→ **Given data**:
'''
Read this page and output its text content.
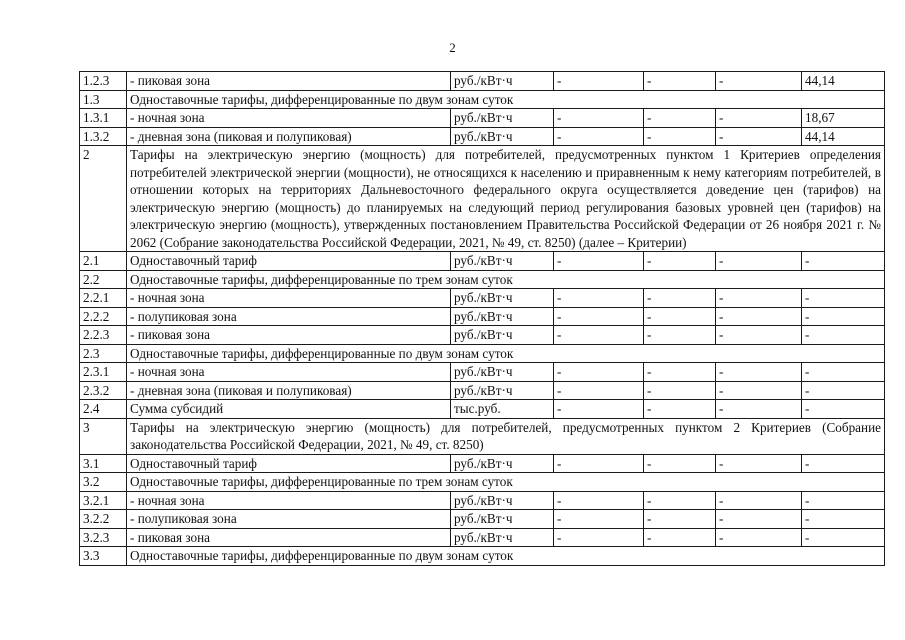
2
1.2.3	- пиковая зона	руб./кВт·ч	-	-	-	44,14
1.3	Одноставочные тарифы, дифференцированные по двум зонам суток					
1.3.1	- ночная зона	руб./кВт·ч	-	-	-	18,67
1.3.2	- дневная зона (пиковая и полупиковая)	руб./кВт·ч	-	-	-	44,14
2	Тарифы на электрическую энергию (мощность) для потребителей, предусмотренных пунктом 1 Критериев определения потребителей электрической энергии (мощности), не относящихся к населению и приравненным к нему категориям потребителей, в отношении которых на территориях Дальневосточного федерального округа осуществляется доведение цен (тарифов) на электрическую энергию (мощность) до планируемых на следующий период регулирования базовых уровней цен (тарифов) на электрическую энергию (мощность), утвержденных постановлением Правительства Российской Федерации от 26 ноября 2021 г. № 2062 (Собрание законодательства Российской Федерации, 2021, № 49, ст. 8250) (далее – Критерии)					
2.1	Одноставочный тариф	руб./кВт·ч	-	-	-	-
2.2	Одноставочные тарифы, дифференцированные по трем зонам суток					
2.2.1	- ночная зона	руб./кВт·ч	-	-	-	-
2.2.2	- полупиковая зона	руб./кВт·ч	-	-	-	-
2.2.3	- пиковая зона	руб./кВт·ч	-	-	-	-
2.3	Одноставочные тарифы, дифференцированные по двум зонам суток					
2.3.1	- ночная зона	руб./кВт·ч	-	-	-	-
2.3.2	- дневная зона (пиковая и полупиковая)	руб./кВт·ч	-	-	-	-
2.4	Сумма субсидий	тыс.руб.	-	-	-	-
3	Тарифы на электрическую энергию (мощность) для потребителей, предусмотренных пунктом 2 Критериев (Собрание законодательства Российской Федерации, 2021, № 49, ст. 8250)					
3.1	Одноставочный тариф	руб./кВт·ч	-	-	-	-
3.2	Одноставочные тарифы, дифференцированные по трем зонам суток					
3.2.1	- ночная зона	руб./кВт·ч	-	-	-	-
3.2.2	- полупиковая зона	руб./кВт·ч	-	-	-	-
3.2.3	- пиковая зона	руб./кВт·ч	-	-	-	-
3.3	Одноставочные тарифы, дифференцированные по двум зонам суток					
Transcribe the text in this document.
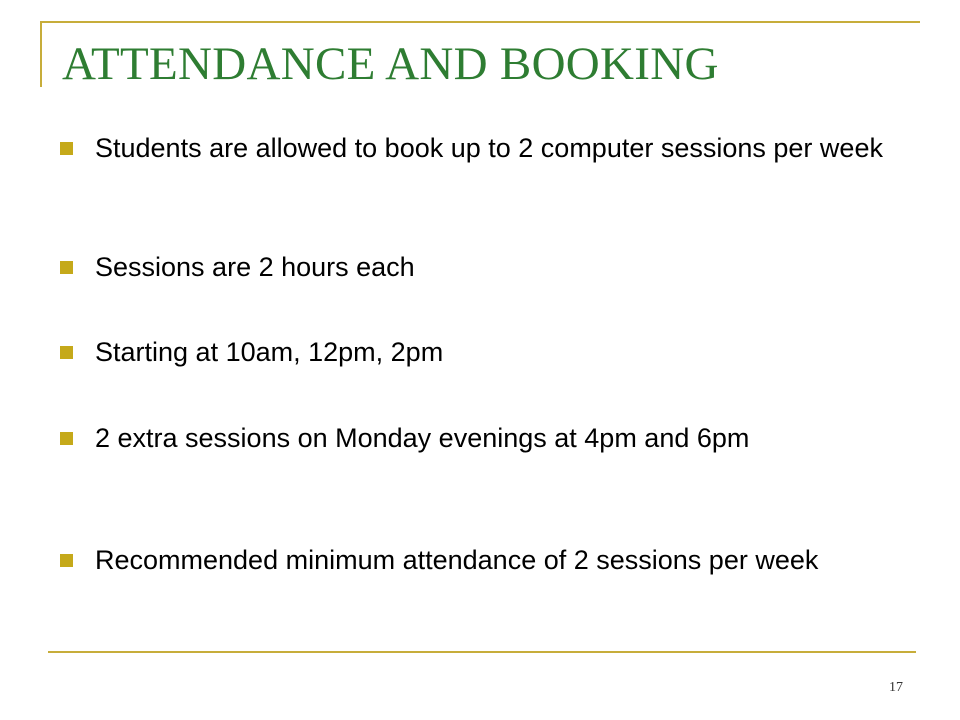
ATTENDANCE AND BOOKING
Students are allowed to book up to 2 computer sessions per week
Sessions are 2 hours each
Starting at 10am, 12pm, 2pm
2 extra sessions on Monday evenings at 4pm and 6pm
Recommended minimum attendance of 2 sessions per week
17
'''
→ **Exercise aim**: Find the word "Одноставочные" in the entries, and copy every line it shows up in.

→ **Full answer**:
1.3	Одноставочные тарифы, дифференцированные по двум зонам суток					
2.2	Одноставочные тарифы, дифференцированные по трем зонам суток					
2.3	Одноставочные тарифы, дифференцированные по двум зонам суток					
3.2	Одноставочные тарифы, дифференцированные по трем зонам суток					
3.3	Одноставочные тарифы, дифференцированные по двум зонам суток					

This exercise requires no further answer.